### Text to read
For purposes of this Letter Agreement, the Relevant Period means, in the event you receive payments pursuant to Sections 7(a)(ii) or 8(a)(ii), the period following termination of your employment equal to the total number of months upon which the payments thereunder are calculated, up to a maximum period of 2 years. Credit for the year in which termination occurs will be given for purposes of calculating payments pursuant to Sections 7(a)(ii) or 8(a)(ii) if you have completed six months or more of service beyond the prior anniversary date of your employment.

 

(b)                                 Termination Other than for Good Reason or for Cause. If you terminate your employment other than for Good Reason (including if you give notice that you do not want to extend the Term as provided in Section 1) or if your employment is terminated by the Company for Cause, you will receive no further payments, compensation or benefits under this Letter Agreement, except you will be eligible to receive, immediately upon the effectiveness of such termination, amounts (including reimbursable expenses and any vested amounts or benefits owing under or in accordance with the Company’s otherwise applicable employee benefit plans or programs, including retirement plans and programs) accrued or owing prior to the effectiveness of your termination and such compensation or benefits that have been earned and will become payable without regard to future services.

### Raw data
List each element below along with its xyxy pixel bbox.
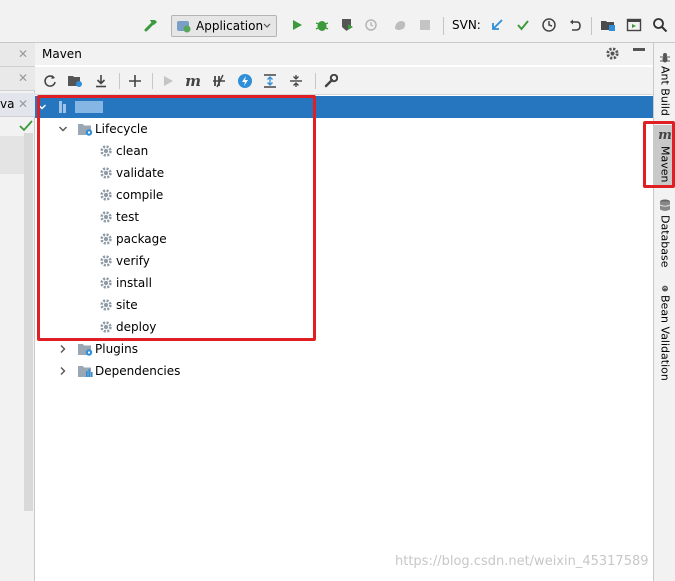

### Set tasks
A. Please answer these questions using the employment agreement text, one answer per line:
(i) What is the longest the Relevant Period can last?
(ii) How much service past the prior anniversary date earns credit for the year in which termination occurs?
(iii) Besides termination by the Company for Cause, what kind of termination leads to the outcome described in section (b)?
B. Extend the employment agreement text, picking up after its final sentence.

### Answers in order
A.
(i) 2 years.
(ii) Six months or more.
(iii) The employee terminating employment other than for Good Reason, including by giving notice of not wanting to extend the Term as provided in Section 1.

B.
 

(c)                                  Death, Disability or Retirement. If your employment terminates by reason of death, Disability or retirement (as defined in the Company’s equity compensation plan then in effect), you or your beneficiaries will receive a lump-sum cash payment equal to the sum of:

 

(i)                                     any earned but unpaid Base Salary or other amounts (including reimbursable expenses and any vested amounts or benefits owing under or in accordance with the Company’s otherwise applicable employee benefit plans or programs, including retirement plans and programs) accrued or owing through the date of termination; and

 

(ii)                                  your Target Bonus for such year, prorated for the number of days that have elapsed during such year.

 

If your employment terminates by reason of your retirement, then in addition to benefits to which you may be entitled pursuant to this Letter Agreement, your entitlements in connection with a termination of your employment pursuant to your retirement under the Company’s otherwise applicable employee benefit and retirement plans and programs (including without limitation under the Company’s equity compensation plans), will be determined in accordance with such applicable plans and programs.

 

For purposes of this Letter Agreement, “Good Reason” means the Company’s breach of any of its material obligations under this Letter Agreement, excluding immaterial actions (or failures of action) not taken (or omitted to be taken) in bad faith and which, if capable of being remedied, are remedied by the Company within 30 days of receipt of notice thereof given by you. For purposes of this Letter Agreement, “Cause” means any of the following: (i) conviction of or pleading guilty to a felony, (ii) commission of intentional acts of misconduct that materially impair the goodwill or business of the Company or cause material damage to its property, goodwill or business, or (iii)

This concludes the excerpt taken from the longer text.